Request: Reproduce the entries below word for word, from the first line through the line holding "- page-title: Releases: [33, 86, 224, 138]", with both of those lines included.

Input material:
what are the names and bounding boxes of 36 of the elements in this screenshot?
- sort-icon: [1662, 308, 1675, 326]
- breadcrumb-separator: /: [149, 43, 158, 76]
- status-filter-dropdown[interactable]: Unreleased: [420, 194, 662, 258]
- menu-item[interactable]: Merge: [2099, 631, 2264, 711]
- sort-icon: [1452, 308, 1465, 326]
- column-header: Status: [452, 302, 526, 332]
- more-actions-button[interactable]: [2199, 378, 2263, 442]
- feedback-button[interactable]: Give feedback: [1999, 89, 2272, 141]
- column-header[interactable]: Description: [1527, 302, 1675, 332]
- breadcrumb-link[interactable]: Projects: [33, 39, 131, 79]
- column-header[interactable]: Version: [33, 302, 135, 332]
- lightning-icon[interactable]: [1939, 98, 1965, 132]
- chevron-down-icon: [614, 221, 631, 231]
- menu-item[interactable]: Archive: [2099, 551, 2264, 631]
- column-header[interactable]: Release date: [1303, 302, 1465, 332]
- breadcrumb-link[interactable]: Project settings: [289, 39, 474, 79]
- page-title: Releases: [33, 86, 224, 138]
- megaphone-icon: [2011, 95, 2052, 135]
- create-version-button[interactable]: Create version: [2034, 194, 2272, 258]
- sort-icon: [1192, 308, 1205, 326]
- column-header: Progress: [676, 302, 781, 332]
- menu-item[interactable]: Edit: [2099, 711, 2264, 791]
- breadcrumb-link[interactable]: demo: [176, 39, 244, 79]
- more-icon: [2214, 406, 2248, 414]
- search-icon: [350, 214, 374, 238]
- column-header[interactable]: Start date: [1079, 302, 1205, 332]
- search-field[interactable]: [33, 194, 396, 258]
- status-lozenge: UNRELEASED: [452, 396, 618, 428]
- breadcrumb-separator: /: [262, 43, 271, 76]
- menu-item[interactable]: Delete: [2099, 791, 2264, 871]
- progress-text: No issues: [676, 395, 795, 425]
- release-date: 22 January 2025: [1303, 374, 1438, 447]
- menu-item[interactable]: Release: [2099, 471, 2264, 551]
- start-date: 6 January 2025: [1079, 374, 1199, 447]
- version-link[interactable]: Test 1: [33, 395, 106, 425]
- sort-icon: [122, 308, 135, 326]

Solution:
what are the names and bounding boxes of 36 of the elements in this screenshot?
- sort-icon: [1662, 308, 1675, 326]
- breadcrumb-separator: /: [149, 43, 158, 76]
- status-filter-dropdown[interactable]: Unreleased: [420, 194, 662, 258]
- menu-item[interactable]: Merge: [2099, 631, 2264, 711]
- sort-icon: [1452, 308, 1465, 326]
- column-header: Status: [452, 302, 526, 332]
- more-actions-button[interactable]: [2199, 378, 2263, 442]
- feedback-button[interactable]: Give feedback: [1999, 89, 2272, 141]
- column-header[interactable]: Description: [1527, 302, 1675, 332]
- breadcrumb-link[interactable]: Projects: [33, 39, 131, 79]
- column-header[interactable]: Version: [33, 302, 135, 332]
- lightning-icon[interactable]: [1939, 98, 1965, 132]
- chevron-down-icon: [614, 221, 631, 231]
- menu-item[interactable]: Archive: [2099, 551, 2264, 631]
- column-header[interactable]: Release date: [1303, 302, 1465, 332]
- breadcrumb-link[interactable]: Project settings: [289, 39, 474, 79]
- page-title: Releases: [33, 86, 224, 138]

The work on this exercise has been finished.